* _TO BE DONE_
Reproduce the entries word for word, and omit any picture you find in them.

Data records

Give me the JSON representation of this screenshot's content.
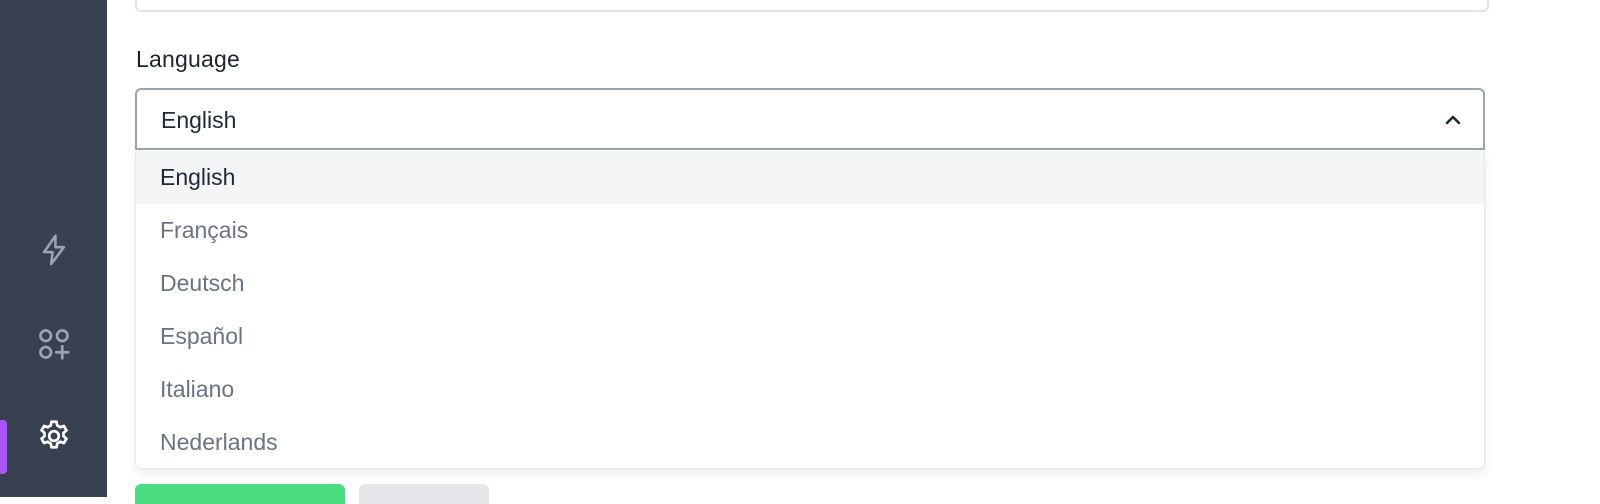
{
  "sidebar": {
    "items": [
      {
        "icon": "lightning-icon"
      },
      {
        "icon": "apps-add-icon"
      },
      {
        "icon": "gear-icon",
        "active": true
      }
    ],
    "active_color": "#a855f7"
  },
  "language": {
    "label": "Language",
    "selected": "English",
    "options": [
      "English",
      "Français",
      "Deutsch",
      "Español",
      "Italiano",
      "Nederlands"
    ]
  }
}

* _ANSWER FOR THE TASK_
Give me the JSON representation of this screenshot's content.
{
  "sidebar": {
    "items": [
      {
        "icon": "lightning-icon"
      },
      {
        "icon": "apps-add-icon"
      },
      {
        "icon": "gear-icon",
        "active": true
      }
    ],
    "active_color": "#a855f7"
  },
  "language": {
    "label": "Language",
    "selected": "English",
    "options": [
      "English",
      "Français",
      "Deutsch",
      "Español",
      "Italiano",
      "Nederlands"
    ]
  }
}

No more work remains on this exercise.